[INSTRUCTIONS FOR THE TASK]
From the listing below, pull each line that includes "JSON".

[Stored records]

################

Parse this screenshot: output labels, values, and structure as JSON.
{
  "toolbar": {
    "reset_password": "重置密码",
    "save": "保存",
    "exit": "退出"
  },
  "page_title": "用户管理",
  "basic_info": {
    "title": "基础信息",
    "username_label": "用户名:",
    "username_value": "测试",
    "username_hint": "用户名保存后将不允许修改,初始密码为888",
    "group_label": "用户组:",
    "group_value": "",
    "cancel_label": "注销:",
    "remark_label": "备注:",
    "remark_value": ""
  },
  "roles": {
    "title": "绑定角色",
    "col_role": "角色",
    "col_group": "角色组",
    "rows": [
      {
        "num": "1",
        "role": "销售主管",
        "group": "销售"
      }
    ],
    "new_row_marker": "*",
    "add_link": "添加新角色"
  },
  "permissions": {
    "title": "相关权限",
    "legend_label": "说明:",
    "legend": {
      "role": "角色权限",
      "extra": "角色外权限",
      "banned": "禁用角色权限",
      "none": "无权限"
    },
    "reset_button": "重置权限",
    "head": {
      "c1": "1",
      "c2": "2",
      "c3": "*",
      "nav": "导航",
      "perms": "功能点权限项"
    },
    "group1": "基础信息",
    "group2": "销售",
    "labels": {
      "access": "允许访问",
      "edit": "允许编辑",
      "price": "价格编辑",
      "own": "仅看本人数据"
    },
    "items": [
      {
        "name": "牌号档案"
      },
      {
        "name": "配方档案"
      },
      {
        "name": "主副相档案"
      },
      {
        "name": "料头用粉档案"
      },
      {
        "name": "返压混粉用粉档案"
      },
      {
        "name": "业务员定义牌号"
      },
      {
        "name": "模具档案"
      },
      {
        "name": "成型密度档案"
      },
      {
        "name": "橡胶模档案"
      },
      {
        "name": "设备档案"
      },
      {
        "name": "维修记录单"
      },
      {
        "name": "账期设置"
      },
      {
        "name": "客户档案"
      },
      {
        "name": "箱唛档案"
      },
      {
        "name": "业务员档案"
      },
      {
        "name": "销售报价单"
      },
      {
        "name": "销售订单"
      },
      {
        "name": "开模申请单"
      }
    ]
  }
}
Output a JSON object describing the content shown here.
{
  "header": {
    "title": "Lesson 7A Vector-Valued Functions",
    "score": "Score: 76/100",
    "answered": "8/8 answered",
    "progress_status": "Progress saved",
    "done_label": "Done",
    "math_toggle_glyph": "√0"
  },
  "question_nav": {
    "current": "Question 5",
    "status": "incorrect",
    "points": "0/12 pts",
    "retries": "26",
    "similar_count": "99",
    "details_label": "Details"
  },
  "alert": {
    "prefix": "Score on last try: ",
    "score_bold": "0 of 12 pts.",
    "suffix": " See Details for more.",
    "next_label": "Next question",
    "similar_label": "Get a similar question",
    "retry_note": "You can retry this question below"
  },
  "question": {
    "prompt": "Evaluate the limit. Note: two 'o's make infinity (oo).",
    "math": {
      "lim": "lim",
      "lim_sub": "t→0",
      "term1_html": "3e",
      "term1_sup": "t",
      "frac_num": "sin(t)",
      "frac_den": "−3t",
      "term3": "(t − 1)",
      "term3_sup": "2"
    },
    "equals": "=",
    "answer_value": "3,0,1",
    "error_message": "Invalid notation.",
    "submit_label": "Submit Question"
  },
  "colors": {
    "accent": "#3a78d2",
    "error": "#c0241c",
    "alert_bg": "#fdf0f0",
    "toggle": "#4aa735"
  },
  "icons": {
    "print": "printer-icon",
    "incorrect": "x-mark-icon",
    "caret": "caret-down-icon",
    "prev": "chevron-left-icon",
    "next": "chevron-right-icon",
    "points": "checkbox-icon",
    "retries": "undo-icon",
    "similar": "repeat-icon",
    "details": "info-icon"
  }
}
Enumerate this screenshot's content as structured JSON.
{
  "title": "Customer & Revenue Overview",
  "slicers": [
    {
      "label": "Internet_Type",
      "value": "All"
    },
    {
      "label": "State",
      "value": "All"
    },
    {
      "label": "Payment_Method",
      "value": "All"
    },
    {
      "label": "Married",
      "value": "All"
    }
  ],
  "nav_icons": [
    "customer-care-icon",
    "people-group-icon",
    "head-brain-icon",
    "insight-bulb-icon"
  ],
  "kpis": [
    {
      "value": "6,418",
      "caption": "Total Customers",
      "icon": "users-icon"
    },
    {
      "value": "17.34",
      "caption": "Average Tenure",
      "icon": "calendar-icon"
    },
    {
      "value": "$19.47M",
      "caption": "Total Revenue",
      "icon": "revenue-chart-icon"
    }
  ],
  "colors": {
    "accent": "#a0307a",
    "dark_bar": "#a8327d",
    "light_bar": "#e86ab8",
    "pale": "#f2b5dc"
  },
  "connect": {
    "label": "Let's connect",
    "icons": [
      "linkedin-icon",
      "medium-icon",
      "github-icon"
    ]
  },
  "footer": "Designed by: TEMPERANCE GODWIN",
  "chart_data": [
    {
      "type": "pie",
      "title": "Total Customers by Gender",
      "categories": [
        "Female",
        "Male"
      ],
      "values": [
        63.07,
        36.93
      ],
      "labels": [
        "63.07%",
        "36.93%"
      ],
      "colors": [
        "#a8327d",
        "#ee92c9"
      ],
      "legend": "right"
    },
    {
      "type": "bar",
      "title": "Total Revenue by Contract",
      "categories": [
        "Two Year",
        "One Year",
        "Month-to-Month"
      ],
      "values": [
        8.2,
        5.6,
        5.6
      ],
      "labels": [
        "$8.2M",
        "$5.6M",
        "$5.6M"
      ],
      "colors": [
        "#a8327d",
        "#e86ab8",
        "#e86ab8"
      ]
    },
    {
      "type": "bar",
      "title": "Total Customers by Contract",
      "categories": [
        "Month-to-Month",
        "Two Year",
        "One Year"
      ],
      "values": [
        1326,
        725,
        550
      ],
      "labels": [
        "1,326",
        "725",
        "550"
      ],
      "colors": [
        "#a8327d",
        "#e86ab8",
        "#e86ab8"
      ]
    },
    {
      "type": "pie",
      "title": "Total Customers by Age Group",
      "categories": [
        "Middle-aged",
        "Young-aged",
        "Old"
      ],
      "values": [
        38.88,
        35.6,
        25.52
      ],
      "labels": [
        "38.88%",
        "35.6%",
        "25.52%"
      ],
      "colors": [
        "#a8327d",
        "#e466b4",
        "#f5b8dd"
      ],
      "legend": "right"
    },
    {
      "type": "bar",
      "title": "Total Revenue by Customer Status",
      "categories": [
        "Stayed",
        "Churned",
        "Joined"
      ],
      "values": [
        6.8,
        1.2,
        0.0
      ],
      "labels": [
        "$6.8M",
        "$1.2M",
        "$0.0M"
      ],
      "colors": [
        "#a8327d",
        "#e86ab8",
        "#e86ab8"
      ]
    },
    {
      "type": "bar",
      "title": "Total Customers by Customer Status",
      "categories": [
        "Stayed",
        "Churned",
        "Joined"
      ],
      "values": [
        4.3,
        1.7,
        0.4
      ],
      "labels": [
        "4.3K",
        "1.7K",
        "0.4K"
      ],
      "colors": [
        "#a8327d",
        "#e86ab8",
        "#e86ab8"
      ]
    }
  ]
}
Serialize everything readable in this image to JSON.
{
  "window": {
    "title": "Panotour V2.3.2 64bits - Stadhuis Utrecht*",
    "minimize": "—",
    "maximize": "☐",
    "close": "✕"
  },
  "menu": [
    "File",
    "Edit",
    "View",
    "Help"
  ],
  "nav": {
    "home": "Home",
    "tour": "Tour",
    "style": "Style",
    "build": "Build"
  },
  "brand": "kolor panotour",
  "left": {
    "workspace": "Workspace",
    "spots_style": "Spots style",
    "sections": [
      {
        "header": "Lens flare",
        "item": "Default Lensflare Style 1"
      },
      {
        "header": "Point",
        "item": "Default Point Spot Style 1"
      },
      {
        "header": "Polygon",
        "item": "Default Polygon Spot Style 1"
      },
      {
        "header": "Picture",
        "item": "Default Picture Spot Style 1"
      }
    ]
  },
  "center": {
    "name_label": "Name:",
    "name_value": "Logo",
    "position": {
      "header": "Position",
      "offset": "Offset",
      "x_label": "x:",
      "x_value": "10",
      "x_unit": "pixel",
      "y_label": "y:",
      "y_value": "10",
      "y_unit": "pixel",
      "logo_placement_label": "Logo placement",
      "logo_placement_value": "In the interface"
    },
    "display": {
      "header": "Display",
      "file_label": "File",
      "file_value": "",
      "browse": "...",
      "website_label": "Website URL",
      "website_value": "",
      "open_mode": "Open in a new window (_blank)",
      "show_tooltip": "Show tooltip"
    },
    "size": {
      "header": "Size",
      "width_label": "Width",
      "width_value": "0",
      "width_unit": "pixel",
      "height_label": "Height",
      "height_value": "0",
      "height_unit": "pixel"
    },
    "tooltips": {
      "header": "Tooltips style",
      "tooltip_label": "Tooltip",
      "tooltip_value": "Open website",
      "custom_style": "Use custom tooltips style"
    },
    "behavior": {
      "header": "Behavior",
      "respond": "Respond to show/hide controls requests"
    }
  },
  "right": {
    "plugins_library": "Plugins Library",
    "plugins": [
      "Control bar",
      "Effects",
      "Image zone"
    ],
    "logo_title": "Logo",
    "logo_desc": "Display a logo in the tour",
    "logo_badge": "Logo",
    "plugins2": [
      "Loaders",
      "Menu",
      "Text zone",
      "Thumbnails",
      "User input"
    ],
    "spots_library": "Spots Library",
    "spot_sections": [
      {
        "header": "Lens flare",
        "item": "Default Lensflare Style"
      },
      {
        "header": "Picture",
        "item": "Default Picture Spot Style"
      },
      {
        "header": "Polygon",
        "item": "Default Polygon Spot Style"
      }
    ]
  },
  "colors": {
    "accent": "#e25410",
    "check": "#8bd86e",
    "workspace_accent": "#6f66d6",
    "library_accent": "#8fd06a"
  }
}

################

[COMPLETED TASK]
Parse this screenshot: output labels, values, and structure as JSON.
Output a JSON object describing the content shown here.
Enumerate this screenshot's content as structured JSON.
Serialize everything readable in this image to JSON.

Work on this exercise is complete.